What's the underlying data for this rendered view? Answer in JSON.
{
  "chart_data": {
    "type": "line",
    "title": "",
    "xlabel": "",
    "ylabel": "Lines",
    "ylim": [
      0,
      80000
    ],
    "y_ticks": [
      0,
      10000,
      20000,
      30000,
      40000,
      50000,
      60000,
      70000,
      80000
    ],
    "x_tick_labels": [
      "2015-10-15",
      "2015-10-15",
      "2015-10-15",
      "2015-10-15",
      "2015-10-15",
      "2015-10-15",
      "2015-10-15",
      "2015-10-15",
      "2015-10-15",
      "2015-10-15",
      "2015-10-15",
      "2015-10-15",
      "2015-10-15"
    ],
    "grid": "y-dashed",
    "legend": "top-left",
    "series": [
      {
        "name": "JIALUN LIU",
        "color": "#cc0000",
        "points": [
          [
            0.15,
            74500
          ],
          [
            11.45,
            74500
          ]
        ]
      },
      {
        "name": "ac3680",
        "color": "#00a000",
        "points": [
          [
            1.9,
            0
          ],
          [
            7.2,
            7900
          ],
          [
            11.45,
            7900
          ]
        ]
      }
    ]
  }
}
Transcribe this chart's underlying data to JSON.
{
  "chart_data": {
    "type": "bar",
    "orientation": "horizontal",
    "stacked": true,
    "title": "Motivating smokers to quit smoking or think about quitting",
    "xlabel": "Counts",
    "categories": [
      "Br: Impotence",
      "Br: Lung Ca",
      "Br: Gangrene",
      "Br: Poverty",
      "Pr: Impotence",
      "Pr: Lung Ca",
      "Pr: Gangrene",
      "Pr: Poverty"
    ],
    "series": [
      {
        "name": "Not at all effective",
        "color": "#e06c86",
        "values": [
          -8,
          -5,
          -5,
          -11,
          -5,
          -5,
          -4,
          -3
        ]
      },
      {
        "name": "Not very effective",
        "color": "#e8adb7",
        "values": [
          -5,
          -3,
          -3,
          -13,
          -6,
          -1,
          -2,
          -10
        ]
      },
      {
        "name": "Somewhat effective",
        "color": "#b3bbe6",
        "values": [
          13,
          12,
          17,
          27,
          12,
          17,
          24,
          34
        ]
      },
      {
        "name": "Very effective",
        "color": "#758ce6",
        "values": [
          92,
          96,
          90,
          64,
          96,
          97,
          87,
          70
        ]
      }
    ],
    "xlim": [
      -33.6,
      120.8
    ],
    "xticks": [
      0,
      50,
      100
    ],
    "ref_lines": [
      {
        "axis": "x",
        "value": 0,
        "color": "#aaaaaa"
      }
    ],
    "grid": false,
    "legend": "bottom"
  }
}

--

# Task directions
From the material above, gather all lines that include the string "name" and copy them.

# Result of the exercise
        "name": "JIALUN LIU",
        "name": "ac3680",
        "name": "Not at all effective",
        "name": "Not very effective",
        "name": "Somewhat effective",
        "name": "Very effective",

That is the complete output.